------ DATASET EXCERPTS

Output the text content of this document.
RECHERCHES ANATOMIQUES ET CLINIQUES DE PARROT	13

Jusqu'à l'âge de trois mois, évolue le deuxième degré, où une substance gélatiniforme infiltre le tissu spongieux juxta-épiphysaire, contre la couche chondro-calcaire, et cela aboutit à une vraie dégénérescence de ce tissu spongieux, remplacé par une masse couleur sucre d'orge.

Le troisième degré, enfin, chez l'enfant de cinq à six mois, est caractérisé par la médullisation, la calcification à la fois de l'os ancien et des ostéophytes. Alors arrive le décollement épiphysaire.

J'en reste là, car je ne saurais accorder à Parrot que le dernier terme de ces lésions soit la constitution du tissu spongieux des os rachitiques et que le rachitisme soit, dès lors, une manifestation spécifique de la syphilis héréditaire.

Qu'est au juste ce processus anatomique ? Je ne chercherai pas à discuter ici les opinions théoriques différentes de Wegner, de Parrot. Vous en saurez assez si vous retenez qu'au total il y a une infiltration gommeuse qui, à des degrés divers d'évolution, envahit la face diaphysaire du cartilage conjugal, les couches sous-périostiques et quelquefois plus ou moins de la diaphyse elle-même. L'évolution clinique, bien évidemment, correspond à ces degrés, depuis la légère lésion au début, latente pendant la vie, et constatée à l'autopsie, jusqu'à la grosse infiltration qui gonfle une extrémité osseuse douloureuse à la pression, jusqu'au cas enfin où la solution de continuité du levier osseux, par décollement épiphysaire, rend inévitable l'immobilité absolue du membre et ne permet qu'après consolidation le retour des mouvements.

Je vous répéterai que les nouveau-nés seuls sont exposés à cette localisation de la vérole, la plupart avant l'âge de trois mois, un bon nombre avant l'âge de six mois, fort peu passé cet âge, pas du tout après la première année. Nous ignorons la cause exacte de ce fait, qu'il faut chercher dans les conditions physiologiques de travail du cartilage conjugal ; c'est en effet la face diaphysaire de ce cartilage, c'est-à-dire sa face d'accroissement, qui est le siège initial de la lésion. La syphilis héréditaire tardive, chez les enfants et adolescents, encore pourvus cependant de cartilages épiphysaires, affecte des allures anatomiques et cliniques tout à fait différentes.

------------

WHAT THE TASK REQUIRES: Scan the records above for the string "tissu", then select every line that holds it.

FINISHED EXERCISE:
Jusqu'à l'âge de trois mois, évolue le deuxième degré, où une substance gélatiniforme infiltre le tissu spongieux juxta-épiphysaire, contre la couche chondro-calcaire, et cela aboutit à une vraie dégénérescence de ce tissu spongieux, remplacé par une masse couleur sucre d'orge.
J'en reste là, car je ne saurais accorder à Parrot que le dernier terme de ces lésions soit la constitution du tissu spongieux des os rachitiques et que le rachitisme soit, dès lors, une manifestation spécifique de la syphilis héréditaire.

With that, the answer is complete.